### STORED ROWS
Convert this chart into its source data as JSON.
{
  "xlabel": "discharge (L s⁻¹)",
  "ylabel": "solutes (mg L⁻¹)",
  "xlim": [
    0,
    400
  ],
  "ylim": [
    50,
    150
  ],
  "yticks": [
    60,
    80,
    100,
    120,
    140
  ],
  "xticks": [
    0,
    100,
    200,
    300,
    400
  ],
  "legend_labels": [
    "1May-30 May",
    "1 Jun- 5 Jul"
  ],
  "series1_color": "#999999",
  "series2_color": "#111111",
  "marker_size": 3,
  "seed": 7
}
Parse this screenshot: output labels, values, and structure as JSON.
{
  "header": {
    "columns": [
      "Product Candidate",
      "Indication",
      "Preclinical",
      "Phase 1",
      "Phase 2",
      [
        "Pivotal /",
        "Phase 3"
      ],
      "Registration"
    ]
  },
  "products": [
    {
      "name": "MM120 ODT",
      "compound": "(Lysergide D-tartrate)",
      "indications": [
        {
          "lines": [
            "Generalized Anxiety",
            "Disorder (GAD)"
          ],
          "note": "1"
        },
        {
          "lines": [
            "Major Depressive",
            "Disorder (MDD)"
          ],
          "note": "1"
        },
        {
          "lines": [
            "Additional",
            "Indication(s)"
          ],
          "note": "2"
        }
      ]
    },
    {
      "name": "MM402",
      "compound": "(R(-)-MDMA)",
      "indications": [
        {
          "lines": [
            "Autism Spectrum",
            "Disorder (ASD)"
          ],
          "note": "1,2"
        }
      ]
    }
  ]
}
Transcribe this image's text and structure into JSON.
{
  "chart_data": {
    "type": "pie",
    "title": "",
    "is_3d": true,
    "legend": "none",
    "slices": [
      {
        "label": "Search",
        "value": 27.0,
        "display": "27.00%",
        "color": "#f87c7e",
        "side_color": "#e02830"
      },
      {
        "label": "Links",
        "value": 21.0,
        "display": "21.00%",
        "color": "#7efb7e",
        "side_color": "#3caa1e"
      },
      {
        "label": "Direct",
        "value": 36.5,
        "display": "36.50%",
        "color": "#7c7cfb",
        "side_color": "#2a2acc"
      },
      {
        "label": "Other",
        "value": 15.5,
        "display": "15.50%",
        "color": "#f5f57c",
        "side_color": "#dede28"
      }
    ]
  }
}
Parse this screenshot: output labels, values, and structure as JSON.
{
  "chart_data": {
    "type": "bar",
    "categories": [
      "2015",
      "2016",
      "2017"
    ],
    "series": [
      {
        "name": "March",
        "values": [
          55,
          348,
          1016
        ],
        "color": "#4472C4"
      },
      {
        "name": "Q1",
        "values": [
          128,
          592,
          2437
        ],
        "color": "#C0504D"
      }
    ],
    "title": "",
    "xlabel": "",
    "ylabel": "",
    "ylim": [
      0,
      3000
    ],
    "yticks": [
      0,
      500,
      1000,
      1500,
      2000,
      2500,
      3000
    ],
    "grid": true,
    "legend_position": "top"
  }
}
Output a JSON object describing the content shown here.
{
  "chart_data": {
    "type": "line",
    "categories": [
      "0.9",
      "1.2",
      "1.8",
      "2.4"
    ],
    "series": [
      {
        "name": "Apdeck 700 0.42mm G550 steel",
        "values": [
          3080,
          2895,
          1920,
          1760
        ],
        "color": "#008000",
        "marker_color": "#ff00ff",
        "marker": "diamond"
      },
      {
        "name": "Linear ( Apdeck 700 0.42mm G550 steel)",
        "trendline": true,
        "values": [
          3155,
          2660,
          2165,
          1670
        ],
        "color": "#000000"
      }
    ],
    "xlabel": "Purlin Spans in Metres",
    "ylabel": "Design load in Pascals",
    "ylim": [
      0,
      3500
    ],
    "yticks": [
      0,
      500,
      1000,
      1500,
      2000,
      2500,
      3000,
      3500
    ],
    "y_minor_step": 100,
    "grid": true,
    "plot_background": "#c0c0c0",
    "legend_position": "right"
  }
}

### AIM
Please list every line of the records that contains "JSON".

### SOLVED EXERCISE
Convert this chart into its source data as JSON.
Parse this screenshot: output labels, values, and structure as JSON.
Transcribe this image's text and structure into JSON.
Parse this screenshot: output labels, values, and structure as JSON.
Output a JSON object describing the content shown here.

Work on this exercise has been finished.